Stated goal
Return every entry exactly as written.

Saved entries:
━━━━━━

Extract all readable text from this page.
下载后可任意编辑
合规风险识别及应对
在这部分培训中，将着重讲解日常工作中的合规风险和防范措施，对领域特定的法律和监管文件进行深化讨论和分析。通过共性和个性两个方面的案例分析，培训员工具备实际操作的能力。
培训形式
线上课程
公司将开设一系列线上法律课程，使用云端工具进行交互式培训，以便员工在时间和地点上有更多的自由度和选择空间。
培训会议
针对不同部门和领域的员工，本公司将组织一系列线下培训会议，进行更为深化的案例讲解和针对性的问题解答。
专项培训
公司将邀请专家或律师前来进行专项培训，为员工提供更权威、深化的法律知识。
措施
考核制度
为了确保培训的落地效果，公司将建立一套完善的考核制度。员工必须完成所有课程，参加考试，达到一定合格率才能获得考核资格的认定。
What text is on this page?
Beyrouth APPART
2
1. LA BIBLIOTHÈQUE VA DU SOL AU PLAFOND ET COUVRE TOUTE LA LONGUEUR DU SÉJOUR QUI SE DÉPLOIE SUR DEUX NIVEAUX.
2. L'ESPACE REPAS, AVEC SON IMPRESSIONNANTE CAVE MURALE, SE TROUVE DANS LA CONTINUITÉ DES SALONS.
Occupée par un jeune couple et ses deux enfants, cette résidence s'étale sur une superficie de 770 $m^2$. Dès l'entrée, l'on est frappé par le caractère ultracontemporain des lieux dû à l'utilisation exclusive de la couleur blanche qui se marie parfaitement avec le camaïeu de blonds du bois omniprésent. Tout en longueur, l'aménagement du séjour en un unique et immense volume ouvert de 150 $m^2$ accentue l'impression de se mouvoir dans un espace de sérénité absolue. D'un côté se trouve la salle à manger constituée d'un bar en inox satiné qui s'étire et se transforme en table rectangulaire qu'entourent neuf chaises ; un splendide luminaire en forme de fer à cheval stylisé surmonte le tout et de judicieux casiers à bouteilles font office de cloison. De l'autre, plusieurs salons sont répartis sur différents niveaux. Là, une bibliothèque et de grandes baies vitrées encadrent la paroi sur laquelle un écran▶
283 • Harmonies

━━━━━━

Finished task
Extract all readable text from this page.
下载后可任意编辑
合规风险识别及应对
在这部分培训中，将着重讲解日常工作中的合规风险和防范措施，对领域特定的法律和监管文件进行深化讨论和分析。通过共性和个性两个方面的案例分析，培训员工具备实际操作的能力。
培训形式
线上课程
公司将开设一系列线上法律课程，使用云端工具进行交互式培训，以便员工在时间和地点上有更多的自由度和选择空间。
培训会议
针对不同部门和领域的员工，本公司将组织一系列线下培训会议，进行更为深化的案例讲解和针对性的问题解答。
专项培训
公司将邀请专家或律师前来进行专项培训，为员工提供更权威、深化的法律知识。
措施
考核制度
为了确保培训的落地效果，公司将建立一套完善的考核制度。员工必须完成所有课程，参加考试，达到一定合格率才能获得考核资格的认定。
What text is on this page?
Beyrouth APPART
2
1. LA BIBLIOTHÈQUE VA DU SOL AU PLAFOND ET COUVRE TOUTE LA LONGUEUR DU SÉJOUR QUI SE DÉPLOIE SUR DEUX NIVEAUX.
2. L'ESPACE REPAS, AVEC SON IMPRESSIONNANTE CAVE MURALE, SE TROUVE DANS LA CONTINUITÉ DES SALONS.
Occupée par un jeune couple et ses deux enfants, cette résidence s'étale sur une superficie de 770 $m^2$. Dès l'entrée, l'on est frappé par le caractère ultracontemporain des lieux dû à l'utilisation exclusive de la couleur blanche qui se marie parfaitement avec le camaïeu de blonds du bois omniprésent. Tout en longueur, l'aménagement du séjour en un unique et immense volume ouvert de 150 $m^2$ accentue l'impression de se mouvoir dans un espace de sérénité absolue. D'un côté se trouve la salle à manger constituée d'un bar en inox satiné qui s'étire et se transforme en table rectangulaire qu'entourent neuf chaises ; un splendide luminaire en forme de fer à cheval stylisé surmonte le tout et de judicieux casiers à bouteilles font office de cloison. De l'autre, plusieurs salons sont répartis sur différents niveaux. Là, une bibliothèque et de grandes baies vitrées encadrent la paroi sur laquelle un écran▶
283 • Harmonies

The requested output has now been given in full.